* EXCERPTED TEXT
Site icon Audio Recording

Dithering and Sample rate conversion before MP3 encoding? Complete Study

In this post, an experiment will be conducted on the effects of MP3 quality in relation to dithering and sample rate conversion which are done in the mastering process. The tools used are the following:

a.) Reaper digital audio workstation with LAME encoder functionality for converting to MP3 and doing test dithering.
b.) Voxengo R8brain free – for doing sample rate conversion and test dithering.
c.) Adobe Audition 1.5 – for doing spectral analysis of the converted result.
d.) The 24-bit/96KHz WAV sweep test tone signal provided here.

* PARTS OF THE EXERCISE
- 1) Copy out the item position rows exactly, everything from the line containing "List 11 of the" down to the line containing "- data-label: 18.1%: [1041, 238, 1081, 255]", both included. Omit the pictures from your copy.
- 2) Take the article on dithering and sample rate conversion before MP3 encoding further, picking up after its last sentence.

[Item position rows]

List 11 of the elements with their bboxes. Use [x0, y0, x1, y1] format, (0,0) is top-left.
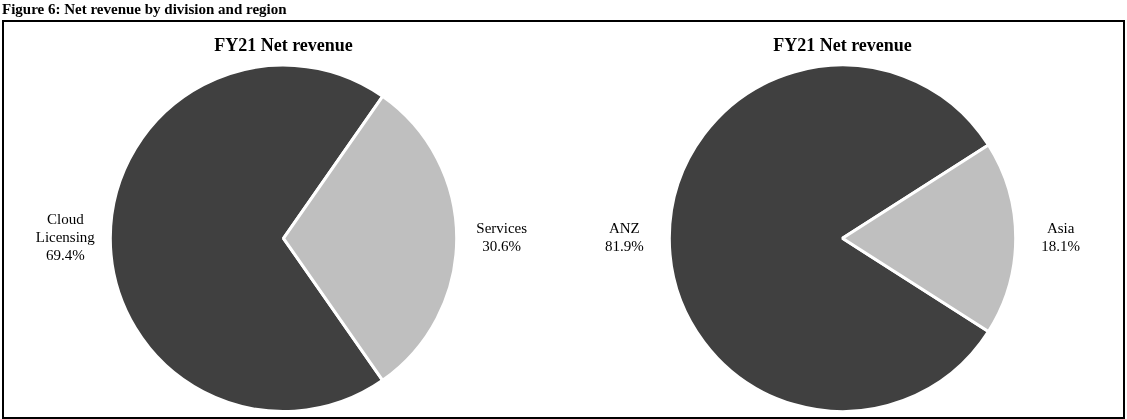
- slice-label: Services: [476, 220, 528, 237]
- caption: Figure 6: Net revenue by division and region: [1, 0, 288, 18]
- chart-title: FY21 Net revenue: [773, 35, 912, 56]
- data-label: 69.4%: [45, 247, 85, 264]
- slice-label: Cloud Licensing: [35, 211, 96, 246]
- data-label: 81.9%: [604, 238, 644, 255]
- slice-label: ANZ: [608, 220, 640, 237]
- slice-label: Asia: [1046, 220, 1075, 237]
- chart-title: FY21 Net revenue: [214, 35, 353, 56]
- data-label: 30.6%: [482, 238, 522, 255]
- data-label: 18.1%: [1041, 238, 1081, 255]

---

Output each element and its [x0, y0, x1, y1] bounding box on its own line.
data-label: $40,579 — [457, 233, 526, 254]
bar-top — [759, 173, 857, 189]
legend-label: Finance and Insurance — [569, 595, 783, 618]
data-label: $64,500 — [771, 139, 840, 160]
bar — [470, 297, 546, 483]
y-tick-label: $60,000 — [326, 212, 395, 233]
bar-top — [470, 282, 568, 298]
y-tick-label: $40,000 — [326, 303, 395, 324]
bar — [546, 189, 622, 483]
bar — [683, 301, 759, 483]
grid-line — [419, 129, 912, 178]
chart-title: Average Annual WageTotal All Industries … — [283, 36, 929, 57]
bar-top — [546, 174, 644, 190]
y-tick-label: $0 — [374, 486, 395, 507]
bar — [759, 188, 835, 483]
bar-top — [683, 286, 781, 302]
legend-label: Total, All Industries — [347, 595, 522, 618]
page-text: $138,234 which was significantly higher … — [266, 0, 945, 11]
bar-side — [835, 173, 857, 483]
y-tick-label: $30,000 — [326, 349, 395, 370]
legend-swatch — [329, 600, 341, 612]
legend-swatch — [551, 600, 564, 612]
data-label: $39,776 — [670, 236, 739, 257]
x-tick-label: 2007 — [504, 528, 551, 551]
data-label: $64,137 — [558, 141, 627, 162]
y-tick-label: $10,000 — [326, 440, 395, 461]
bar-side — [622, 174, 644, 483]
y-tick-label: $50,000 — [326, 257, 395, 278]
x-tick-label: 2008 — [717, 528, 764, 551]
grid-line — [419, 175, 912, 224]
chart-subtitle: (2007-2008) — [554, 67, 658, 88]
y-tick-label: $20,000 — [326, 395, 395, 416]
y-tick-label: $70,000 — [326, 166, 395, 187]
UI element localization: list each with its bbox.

* SET OF ANSWERS
- 1)
List 11 of the elements with their bboxes. Use [x0, y0, x1, y1] format, (0,0) is top-left.
- slice-label: Services: [476, 220, 528, 237]
- caption: Figure 6: Net revenue by division and region: [1, 0, 288, 18]
- chart-title: FY21 Net revenue: [773, 35, 912, 56]
- data-label: 69.4%: [45, 247, 85, 264]
- slice-label: Cloud Licensing: [35, 211, 96, 246]
- data-label: 81.9%: [604, 238, 644, 255]
- slice-label: ANZ: [608, 220, 640, 237]
- slice-label: Asia: [1046, 220, 1075, 237]
- chart-title: FY21 Net revenue: [214, 35, 353, 56]
- data-label: 30.6%: [482, 238, 522, 255]
- data-label: 18.1%: [1041, 238, 1081, 255]

- 2)
Objective and Methodology of the Study

This study will aim to investigate the results on the following combinations (using free/open source tools):

Test Flow#1: The quality of the MP3 as result of direct conversion

24-bit/96KHz sweep tone signal == > Reaper LAME MP3 encoder == > Assess spectral quality results of MP3

Test Flow#2: Sample rate conversion and dithering is being done first before MP3 conversion

24-bit/96KHz sweep tone signal == > Sample rate conversion using Voxengo R8brain to 44.1KHz == > Dithering and noise shaping using Reaper built-in dither functionality == > 16-bit/44.1KHz wav input to Reaper LAME MP3 encoder == > Assess results

Test Flow#3: Sample rate conversion and dithering to be done entirely by R8brain

24-bit/96KHz sweep test tone signal == > Sample rate and dithering by Voxengo R8brain == > 16-bit/44.1KHz WAV input to Reaper LAME MP3 encoder== > Analyze results

Test Flow#4: SRC (Sample rate conversion) is done first but no dithering has been externally applied. Then the 24-bit wav is inputted directly to the LAME encoder.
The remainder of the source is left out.